• AIM OF THE EXERCISE:
Search the records for the word "FORTESSA" and report each line that has it.

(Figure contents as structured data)
— BEGIN —

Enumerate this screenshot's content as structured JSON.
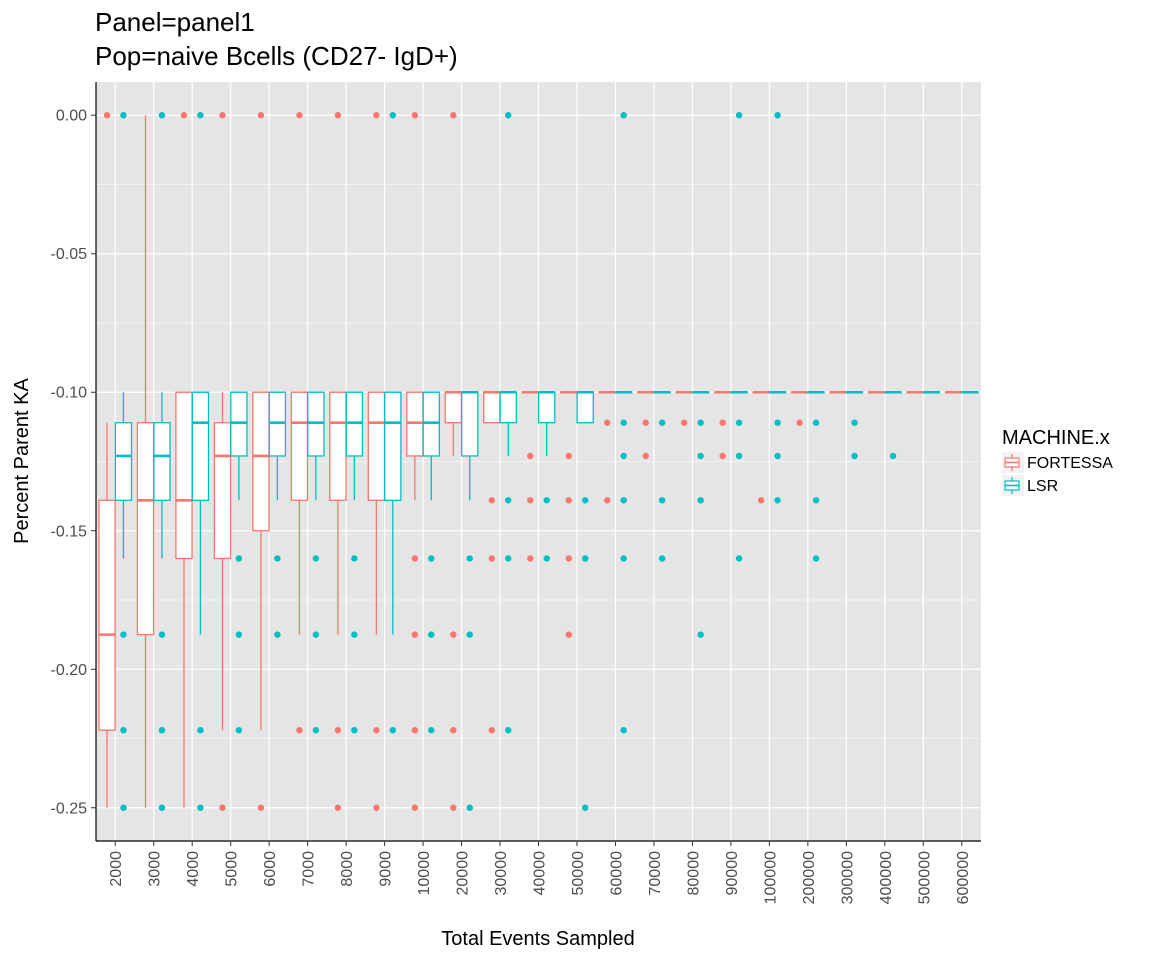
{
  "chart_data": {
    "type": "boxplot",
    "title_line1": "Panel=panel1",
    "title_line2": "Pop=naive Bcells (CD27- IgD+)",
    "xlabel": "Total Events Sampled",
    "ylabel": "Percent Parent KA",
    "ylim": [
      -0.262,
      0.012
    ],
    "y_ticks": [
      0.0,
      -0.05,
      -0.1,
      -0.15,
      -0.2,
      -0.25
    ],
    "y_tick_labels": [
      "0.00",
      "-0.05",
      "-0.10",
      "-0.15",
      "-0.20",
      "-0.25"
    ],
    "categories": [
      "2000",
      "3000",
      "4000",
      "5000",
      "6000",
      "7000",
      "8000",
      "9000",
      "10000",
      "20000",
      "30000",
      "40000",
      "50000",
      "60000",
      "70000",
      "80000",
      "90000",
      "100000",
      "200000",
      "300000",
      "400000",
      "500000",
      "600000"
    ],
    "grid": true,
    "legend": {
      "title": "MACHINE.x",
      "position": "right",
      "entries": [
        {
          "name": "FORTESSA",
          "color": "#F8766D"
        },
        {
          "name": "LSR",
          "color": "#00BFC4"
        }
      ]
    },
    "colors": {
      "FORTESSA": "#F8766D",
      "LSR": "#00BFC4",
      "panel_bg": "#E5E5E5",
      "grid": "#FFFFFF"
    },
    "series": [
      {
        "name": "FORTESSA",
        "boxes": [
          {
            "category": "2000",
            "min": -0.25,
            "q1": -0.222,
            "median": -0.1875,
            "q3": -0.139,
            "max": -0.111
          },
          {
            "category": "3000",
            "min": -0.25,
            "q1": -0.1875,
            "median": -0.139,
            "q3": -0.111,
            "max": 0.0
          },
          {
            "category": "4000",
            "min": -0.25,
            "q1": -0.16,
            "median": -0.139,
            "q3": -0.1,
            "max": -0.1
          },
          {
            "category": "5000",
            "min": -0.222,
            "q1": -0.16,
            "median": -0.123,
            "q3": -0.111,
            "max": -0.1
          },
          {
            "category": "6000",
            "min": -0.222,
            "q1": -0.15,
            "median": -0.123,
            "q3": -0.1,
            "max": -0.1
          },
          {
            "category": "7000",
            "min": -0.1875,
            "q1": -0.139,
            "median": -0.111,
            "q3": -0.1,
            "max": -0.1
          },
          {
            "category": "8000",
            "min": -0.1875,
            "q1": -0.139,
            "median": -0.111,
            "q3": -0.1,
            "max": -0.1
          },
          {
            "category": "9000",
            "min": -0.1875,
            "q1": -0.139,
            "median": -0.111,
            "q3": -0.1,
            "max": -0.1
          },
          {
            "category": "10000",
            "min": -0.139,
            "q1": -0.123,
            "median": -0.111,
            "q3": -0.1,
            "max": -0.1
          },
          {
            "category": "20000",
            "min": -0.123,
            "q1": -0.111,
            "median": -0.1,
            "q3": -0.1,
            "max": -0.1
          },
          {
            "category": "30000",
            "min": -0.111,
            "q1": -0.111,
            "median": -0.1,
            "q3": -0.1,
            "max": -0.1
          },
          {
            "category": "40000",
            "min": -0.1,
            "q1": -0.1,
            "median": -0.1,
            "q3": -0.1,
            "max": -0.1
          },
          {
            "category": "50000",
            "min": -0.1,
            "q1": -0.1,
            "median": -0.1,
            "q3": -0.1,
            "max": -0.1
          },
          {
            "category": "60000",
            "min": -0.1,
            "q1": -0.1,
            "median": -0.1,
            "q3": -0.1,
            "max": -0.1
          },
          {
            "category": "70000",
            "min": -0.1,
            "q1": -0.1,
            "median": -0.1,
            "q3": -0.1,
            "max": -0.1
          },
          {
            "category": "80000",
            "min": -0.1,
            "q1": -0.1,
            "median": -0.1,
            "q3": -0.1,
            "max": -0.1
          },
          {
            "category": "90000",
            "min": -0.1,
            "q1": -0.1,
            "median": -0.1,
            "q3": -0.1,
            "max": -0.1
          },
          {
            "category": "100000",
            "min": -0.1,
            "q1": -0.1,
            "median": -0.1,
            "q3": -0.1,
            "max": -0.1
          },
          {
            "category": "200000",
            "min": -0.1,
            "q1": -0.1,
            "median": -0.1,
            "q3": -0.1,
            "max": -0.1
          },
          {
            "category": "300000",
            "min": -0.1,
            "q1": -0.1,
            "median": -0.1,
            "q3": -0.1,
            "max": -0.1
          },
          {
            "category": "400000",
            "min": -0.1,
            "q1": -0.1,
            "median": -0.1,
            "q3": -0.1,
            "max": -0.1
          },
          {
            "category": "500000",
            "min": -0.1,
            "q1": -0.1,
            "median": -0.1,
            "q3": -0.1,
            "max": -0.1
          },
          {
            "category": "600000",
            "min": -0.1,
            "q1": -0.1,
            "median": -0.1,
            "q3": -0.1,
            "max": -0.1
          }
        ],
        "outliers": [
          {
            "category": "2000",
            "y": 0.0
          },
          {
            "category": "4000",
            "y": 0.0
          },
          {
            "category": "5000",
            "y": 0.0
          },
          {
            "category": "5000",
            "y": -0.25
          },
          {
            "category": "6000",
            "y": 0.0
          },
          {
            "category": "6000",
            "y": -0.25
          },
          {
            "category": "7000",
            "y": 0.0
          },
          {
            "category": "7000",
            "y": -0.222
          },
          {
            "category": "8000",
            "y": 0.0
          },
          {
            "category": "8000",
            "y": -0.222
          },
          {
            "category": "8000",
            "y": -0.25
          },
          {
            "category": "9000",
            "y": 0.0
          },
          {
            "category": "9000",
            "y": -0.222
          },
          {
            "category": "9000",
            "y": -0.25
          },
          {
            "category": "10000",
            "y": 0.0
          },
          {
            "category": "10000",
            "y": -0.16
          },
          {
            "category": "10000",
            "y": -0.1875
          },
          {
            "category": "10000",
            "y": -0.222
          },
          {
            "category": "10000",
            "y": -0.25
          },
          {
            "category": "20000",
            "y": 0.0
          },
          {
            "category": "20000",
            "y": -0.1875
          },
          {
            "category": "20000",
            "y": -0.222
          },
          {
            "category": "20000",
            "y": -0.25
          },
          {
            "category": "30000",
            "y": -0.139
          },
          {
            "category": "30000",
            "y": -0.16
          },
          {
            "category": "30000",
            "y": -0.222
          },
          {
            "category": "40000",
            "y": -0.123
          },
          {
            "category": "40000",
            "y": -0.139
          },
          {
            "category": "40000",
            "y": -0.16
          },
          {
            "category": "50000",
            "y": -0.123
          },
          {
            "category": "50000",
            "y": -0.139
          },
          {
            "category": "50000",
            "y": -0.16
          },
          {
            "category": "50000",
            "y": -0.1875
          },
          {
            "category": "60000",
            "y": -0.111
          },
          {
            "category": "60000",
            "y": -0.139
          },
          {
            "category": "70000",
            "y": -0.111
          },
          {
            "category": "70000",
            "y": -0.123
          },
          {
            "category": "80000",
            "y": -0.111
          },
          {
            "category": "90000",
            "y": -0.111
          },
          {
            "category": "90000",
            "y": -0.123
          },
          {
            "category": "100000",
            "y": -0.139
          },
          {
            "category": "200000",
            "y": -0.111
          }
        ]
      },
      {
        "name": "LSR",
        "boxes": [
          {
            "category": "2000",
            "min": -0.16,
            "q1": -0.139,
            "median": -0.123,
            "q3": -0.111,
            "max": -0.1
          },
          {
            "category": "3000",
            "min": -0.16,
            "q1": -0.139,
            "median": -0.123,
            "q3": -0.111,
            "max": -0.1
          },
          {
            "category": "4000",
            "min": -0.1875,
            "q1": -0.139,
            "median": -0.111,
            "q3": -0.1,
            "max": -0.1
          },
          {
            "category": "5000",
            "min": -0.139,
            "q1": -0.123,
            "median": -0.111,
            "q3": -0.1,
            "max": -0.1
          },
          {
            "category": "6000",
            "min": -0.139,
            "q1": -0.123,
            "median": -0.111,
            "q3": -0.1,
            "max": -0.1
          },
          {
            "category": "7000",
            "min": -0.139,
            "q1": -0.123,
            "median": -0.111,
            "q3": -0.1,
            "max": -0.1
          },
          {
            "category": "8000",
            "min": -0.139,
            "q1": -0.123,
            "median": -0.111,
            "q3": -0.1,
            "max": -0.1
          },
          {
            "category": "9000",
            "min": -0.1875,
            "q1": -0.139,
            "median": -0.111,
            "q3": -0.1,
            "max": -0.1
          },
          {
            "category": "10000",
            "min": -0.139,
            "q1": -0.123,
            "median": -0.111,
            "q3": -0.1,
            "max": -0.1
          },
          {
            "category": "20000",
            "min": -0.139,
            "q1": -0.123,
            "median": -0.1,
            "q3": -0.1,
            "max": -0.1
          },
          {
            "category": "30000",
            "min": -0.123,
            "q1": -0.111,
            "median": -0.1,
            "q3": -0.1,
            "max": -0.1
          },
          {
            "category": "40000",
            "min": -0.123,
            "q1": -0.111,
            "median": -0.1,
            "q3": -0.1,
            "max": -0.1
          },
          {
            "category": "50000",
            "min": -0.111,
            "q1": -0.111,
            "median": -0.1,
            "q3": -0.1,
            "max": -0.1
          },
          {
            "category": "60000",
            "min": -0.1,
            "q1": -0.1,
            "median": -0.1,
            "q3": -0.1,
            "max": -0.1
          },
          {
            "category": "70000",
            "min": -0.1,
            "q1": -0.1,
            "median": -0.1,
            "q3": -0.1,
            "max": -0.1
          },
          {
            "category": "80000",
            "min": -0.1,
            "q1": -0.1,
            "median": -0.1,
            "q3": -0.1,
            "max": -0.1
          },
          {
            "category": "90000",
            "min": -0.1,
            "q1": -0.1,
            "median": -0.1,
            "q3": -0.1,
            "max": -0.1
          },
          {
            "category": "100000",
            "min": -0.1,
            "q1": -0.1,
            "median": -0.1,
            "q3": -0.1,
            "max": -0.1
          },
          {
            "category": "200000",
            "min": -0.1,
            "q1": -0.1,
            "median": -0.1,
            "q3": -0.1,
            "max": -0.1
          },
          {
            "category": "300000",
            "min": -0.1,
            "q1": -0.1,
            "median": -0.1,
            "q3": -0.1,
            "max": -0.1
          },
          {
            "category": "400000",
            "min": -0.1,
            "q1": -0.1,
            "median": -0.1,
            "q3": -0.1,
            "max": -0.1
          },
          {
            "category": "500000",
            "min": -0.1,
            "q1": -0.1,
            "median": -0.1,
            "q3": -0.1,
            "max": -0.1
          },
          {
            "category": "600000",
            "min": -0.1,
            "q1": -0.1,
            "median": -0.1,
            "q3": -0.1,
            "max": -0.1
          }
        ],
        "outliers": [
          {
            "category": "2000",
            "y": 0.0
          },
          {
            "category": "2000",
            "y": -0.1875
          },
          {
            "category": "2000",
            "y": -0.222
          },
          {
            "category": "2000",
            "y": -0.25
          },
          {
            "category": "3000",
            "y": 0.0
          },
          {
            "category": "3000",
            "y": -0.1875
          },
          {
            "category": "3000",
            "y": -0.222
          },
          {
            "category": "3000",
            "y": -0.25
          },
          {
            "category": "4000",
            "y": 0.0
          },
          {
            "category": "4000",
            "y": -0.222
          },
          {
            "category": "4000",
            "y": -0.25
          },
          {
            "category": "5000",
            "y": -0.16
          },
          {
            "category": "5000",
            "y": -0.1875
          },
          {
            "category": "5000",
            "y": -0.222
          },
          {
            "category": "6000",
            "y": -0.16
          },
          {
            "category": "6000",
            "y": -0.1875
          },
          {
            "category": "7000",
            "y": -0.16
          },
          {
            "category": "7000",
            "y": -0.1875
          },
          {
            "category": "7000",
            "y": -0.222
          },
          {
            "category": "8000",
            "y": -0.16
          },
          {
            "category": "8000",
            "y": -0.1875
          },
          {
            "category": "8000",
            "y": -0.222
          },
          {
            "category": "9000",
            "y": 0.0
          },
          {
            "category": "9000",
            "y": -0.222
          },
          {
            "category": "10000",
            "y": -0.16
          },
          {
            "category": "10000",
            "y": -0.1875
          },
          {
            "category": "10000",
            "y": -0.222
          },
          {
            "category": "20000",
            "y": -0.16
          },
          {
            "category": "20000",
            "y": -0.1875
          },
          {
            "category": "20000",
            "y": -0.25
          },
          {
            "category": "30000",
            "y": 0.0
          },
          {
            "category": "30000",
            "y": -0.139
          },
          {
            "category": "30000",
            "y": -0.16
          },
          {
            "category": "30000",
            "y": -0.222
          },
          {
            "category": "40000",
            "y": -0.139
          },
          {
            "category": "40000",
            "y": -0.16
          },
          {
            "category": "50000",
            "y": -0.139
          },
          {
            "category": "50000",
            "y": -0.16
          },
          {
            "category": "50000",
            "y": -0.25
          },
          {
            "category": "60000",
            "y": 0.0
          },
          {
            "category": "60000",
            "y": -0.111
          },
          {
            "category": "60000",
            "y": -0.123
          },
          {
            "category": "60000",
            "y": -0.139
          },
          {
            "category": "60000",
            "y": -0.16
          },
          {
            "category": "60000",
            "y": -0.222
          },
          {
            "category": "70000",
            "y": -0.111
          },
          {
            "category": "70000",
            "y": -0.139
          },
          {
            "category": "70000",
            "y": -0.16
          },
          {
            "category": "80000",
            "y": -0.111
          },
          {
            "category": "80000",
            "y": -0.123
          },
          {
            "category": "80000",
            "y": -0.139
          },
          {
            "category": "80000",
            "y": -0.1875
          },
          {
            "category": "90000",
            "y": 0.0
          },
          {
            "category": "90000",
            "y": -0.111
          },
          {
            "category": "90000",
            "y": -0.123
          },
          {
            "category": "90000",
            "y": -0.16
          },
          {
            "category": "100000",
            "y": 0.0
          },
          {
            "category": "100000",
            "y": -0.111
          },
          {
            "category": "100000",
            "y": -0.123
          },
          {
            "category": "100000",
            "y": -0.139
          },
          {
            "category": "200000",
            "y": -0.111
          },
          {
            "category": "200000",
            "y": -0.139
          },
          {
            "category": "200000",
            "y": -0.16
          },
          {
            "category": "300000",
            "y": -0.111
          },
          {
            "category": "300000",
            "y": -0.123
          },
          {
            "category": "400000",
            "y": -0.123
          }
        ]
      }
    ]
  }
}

— END —

• THE ANSWER:
          "name": "FORTESSA",
      "FORTESSA": "#F8766D",
        "name": "FORTESSA",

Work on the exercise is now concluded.